栅极结构作为器件的一部分,其材料极大地影响了器件的性能。传统的多晶硅栅极工艺由于存在“多晶硅耗尽”效应,影响器件导通,所以引入了金属栅极,引入金属栅极之后,需要在金属栅极上形成互连金属层与外界形成电连接。
但是现有技术中形成栅极结构质量有待进一步提高。
发明内容
本发明解决的技术问题是提供一种半导体器件及其形成方法,使得栅极结构的形成质量得到提高,从而保证最终形成的半导体器件的质量得到提高。
为解决上述问题,本发明提供一种半导体器件,基底;栅极结构,位于所述基底上,包括第一区和第二区,所述第一区的栅极结构的长度大于所述第二区的栅极结构长度;停止层,位于所述基底上且位于所述第一区的栅极结构内。

━━━

待办事项 –
(1) 在这段关于栅极结构的文本中，传统多晶硅栅极工艺存在什么效应？
(2) 请逐字照抄条目中从第一行起到含有“outer-border — [8, 8, 992, 716]”的那一行为止的内容，首尾两行都包括在内。
以上文本与下列条目是两份互不相关的材料。

━━━

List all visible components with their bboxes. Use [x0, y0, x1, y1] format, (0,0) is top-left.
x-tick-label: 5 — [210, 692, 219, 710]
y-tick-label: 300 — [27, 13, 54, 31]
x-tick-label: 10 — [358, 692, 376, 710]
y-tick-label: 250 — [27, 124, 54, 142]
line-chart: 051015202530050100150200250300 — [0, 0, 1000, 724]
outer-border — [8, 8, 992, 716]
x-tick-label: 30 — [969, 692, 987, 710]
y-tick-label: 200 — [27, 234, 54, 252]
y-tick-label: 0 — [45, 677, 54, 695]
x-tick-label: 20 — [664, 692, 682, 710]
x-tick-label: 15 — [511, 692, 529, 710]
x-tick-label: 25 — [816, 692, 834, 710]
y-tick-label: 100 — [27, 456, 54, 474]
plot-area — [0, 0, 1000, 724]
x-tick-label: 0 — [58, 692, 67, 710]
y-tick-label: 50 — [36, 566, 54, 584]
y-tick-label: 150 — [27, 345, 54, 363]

━━━

答复内容 –
(1) 传统多晶硅栅极工艺存在“多晶硅耗尽”效应，会影响器件导通。

(2)
List all visible components with their bboxes. Use [x0, y0, x1, y1] format, (0,0) is top-left.
x-tick-label: 5 — [210, 692, 219, 710]
y-tick-label: 300 — [27, 13, 54, 31]
x-tick-label: 10 — [358, 692, 376, 710]
y-tick-label: 250 — [27, 124, 54, 142]
line-chart: 051015202530050100150200250300 — [0, 0, 1000, 724]
outer-border — [8, 8, 992, 716]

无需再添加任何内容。